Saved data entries

'''

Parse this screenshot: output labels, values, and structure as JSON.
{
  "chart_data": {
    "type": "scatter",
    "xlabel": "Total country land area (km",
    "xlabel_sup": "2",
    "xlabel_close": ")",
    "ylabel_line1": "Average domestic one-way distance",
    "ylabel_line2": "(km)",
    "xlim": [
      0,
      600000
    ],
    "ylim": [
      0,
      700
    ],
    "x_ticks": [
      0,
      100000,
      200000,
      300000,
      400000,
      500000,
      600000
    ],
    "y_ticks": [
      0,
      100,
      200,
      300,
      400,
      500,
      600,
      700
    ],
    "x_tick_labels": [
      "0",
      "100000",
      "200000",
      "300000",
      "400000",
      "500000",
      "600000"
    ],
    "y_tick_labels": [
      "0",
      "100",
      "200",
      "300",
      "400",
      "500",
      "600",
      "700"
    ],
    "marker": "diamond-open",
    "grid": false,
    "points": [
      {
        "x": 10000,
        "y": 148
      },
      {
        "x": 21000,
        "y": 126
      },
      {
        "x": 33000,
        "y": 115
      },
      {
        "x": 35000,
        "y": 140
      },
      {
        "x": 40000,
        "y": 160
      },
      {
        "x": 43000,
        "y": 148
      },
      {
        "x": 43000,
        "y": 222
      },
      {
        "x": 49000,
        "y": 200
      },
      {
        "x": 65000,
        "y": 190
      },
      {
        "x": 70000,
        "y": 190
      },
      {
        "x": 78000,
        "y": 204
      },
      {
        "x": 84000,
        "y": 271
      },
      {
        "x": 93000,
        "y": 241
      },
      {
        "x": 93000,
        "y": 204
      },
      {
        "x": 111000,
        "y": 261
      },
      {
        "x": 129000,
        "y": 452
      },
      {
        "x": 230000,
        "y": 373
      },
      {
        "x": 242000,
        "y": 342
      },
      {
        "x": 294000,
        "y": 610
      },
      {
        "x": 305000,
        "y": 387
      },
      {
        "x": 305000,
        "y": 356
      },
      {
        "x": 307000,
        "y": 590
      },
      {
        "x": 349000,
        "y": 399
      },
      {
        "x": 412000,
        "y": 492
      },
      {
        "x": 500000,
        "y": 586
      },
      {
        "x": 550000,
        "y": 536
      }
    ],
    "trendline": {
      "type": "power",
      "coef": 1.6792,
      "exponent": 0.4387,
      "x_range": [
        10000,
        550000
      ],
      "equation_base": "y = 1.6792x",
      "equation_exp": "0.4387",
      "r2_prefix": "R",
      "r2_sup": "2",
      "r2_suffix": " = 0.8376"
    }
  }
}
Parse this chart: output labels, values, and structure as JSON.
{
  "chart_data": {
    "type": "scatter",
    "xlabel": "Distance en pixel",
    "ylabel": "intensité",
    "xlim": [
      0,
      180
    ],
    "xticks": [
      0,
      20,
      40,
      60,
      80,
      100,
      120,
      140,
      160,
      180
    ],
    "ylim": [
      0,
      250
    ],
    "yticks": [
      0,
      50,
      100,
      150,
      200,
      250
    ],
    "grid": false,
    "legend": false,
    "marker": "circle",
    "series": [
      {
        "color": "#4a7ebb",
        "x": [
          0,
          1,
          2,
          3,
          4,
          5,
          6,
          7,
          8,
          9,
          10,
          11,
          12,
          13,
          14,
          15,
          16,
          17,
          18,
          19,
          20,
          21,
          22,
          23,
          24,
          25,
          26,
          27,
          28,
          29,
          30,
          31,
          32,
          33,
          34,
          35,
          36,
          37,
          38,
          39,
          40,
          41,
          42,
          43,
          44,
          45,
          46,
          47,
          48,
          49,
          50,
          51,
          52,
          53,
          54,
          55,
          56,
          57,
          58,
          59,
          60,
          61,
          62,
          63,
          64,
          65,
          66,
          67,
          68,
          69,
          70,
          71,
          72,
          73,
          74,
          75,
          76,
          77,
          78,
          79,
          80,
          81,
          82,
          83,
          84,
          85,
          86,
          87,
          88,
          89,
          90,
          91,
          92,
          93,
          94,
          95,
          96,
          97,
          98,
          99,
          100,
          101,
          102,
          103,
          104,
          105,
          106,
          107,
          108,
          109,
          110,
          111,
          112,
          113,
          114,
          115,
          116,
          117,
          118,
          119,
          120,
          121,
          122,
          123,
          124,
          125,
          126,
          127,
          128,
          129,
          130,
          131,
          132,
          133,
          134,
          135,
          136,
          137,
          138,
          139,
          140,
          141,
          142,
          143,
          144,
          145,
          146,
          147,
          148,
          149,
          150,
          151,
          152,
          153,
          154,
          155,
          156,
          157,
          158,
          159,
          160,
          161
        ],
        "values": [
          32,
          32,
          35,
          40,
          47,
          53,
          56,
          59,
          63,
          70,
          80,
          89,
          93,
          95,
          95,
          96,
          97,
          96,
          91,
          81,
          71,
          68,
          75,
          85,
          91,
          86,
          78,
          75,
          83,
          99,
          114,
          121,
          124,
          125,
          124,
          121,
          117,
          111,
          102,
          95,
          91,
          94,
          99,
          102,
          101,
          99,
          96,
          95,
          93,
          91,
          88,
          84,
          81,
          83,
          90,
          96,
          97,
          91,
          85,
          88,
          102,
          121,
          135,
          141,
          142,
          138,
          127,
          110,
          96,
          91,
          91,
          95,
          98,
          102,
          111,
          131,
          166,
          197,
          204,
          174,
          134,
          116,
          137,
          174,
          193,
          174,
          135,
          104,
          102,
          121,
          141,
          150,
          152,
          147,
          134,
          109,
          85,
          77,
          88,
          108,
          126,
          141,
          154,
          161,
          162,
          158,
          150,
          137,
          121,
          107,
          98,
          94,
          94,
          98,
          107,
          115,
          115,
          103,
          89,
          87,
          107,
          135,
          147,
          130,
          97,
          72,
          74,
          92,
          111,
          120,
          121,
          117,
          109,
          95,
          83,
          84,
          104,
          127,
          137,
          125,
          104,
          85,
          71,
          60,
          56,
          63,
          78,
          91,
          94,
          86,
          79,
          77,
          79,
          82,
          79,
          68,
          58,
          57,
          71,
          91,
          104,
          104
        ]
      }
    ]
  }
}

'''

Without leaving anything out, quote all the data.

— Task response —
Parse this screenshot: output labels, values, and structure as JSON.
{
  "chart_data": {
    "type": "scatter",
    "xlabel": "Total country land area (km",
    "xlabel_sup": "2",
    "xlabel_close": ")",
    "ylabel_line1": "Average domestic one-way distance",
    "ylabel_line2": "(km)",
    "xlim": [
      0,
      600000
    ],
    "ylim": [
      0,
      700
    ],
    "x_ticks": [
      0,
      100000,
      200000,
      300000,
      400000,
      500000,
      600000
    ],
    "y_ticks": [
      0,
      100,
      200,
      300,
      400,
      500,
      600,
      700
    ],
    "x_tick_labels": [
      "0",
      "100000",
      "200000",
      "300000",
      "400000",
      "500000",
      "600000"
    ],
    "y_tick_labels": [
      "0",
      "100",
      "200",
      "300",
      "400",
      "500",
      "600",
      "700"
    ],
    "marker": "diamond-open",
    "grid": false,
    "points": [
      {
        "x": 10000,
        "y": 148
      },
      {
        "x": 21000,
        "y": 126
      },
      {
        "x": 33000,
        "y": 115
      },
      {
        "x": 35000,
        "y": 140
      },
      {
        "x": 40000,
        "y": 160
      },
      {
        "x": 43000,
        "y": 148
      },
      {
        "x": 43000,
        "y": 222
      },
      {
        "x": 49000,
        "y": 200
      },
      {
        "x": 65000,
        "y": 190
      },
      {
        "x": 70000,
        "y": 190
      },
      {
        "x": 78000,
        "y": 204
      },
      {
        "x": 84000,
        "y": 271
      },
      {
        "x": 93000,
        "y": 241
      },
      {
        "x": 93000,
        "y": 204
      },
      {
        "x": 111000,
        "y": 261
      },
      {
        "x": 129000,
        "y": 452
      },
      {
        "x": 230000,
        "y": 373
      },
      {
        "x": 242000,
        "y": 342
      },
      {
        "x": 294000,
        "y": 610
      },
      {
        "x": 305000,
        "y": 387
      },
      {
        "x": 305000,
        "y": 356
      },
      {
        "x": 307000,
        "y": 590
      },
      {
        "x": 349000,
        "y": 399
      },
      {
        "x": 412000,
        "y": 492
      },
      {
        "x": 500000,
        "y": 586
      },
      {
        "x": 550000,
        "y": 536
      }
    ],
    "trendline": {
      "type": "power",
      "coef": 1.6792,
      "exponent": 0.4387,
      "x_range": [
        10000,
        550000
      ],
      "equation_base": "y = 1.6792x",
      "equation_exp": "0.4387",
      "r2_prefix": "R",
      "r2_sup": "2",
      "r2_suffix": " = 0.8376"
    }
  }
}
Parse this chart: output labels, values, and structure as JSON.
{
  "chart_data": {
    "type": "scatter",
    "xlabel": "Distance en pixel",
    "ylabel": "intensité",
    "xlim": [
      0,
      180
    ],
    "xticks": [
      0,
      20,
      40,
      60,
      80,
      100,
      120,
      140,
      160,
      180
    ],
    "ylim": [
      0,
      250
    ],
    "yticks": [
      0,
      50,
      100,
      150,
      200,
      250
    ],
    "grid": false,
    "legend": false,
    "marker": "circle",
    "series": [
      {
        "color": "#4a7ebb",
        "x": [
          0,
          1,
          2,
          3,
          4,
          5,
          6,
          7,
          8,
          9,
          10,
          11,
          12,
          13,
          14,
          15,
          16,
          17,
          18,
          19,
          20,
          21,
          22,
          23,
          24,
          25,
          26,
          27,
          28,
          29,
          30,
          31,
          32,
          33,
          34,
          35,
          36,
          37,
          38,
          39,
          40,
          41,
          42,
          43,
          44,
          45,
          46,
          47,
          48,
          49,
          50,
          51,
          52,
          53,
          54,
          55,
          56,
          57,
          58,
          59,
          60,
          61,
          62,
          63,
          64,
          65,
          66,
          67,
          68,
          69,
          70,
          71,
          72,
          73,
          74,
          75,
          76,
          77,
          78,
          79,
          80,
          81,
          82,
          83,
          84,
          85,
          86,
          87,
          88,
          89,
          90,
          91,
          92,
          93,
          94,
          95,
          96,
          97,
          98,
          99,
          100,
          101,
          102,
          103,
          104,
          105,
          106,
          107,
          108,
          109,
          110,
          111,
          112,
          113,
          114,
          115,
          116,
          117,
          118,
          119,
          120,
          121,
          122,
          123,
          124,
          125,
          126,
          127,
          128,
          129,
          130,
          131,
          132,
          133,
          134,
          135,
          136,
          137,
          138,
          139,
          140,
          141,
          142,
          143,
          144,
          145,
          146,
          147,
          148,
          149,
          150,
          151,
          152,
          153,
          154,
          155,
          156,
          157,
          158,
          159,
          160,
          161
        ],
        "values": [
          32,
          32,
          35,
          40,
          47,
          53,
          56,
          59,
          63,
          70,
          80,
          89,
          93,
          95,
          95,
          96,
          97,
          96,
          91,
          81,
          71,
          68,
          75,
          85,
          91,
          86,
          78,
          75,
          83,
          99,
          114,
          121,
          124,
          125,
          124,
          121,
          117,
          111,
          102,
          95,
          91,
          94,
          99,
          102,
          101,
          99,
          96,
          95,
          93,
          91,
          88,
          84,
          81,
          83,
          90,
          96,
          97,
          91,
          85,
          88,
          102,
          121,
          135,
          141,
          142,
          138,
          127,
          110,
          96,
          91,
          91,
          95,
          98,
          102,
          111,
          131,
          166,
          197,
          204,
          174,
          134,
          116,
          137,
          174,
          193,
          174,
          135,
          104,
          102,
          121,
          141,
          150,
          152,
          147,
          134,
          109,
          85,
          77,
          88,
          108,
          126,
          141,
          154,
          161,
          162,
          158,
          150,
          137,
          121,
          107,
          98,
          94,
          94,
          98,
          107,
          115,
          115,
          103,
          89,
          87,
          107,
          135,
          147,
          130,
          97,
          72,
          74,
          92,
          111,
          120,
          121,
          117,
          109,
          95,
          83,
          84,
          104,
          127,
          137,
          125,
          104,
          85,
          71,
          60,
          56,
          63,
          78,
          91,
          94,
          86,
          79,
          77,
          79,
          82,
          79,
          68,
          58,
          57,
          71,
          91,
          104,
          104
        ]
      }
    ]
  }
}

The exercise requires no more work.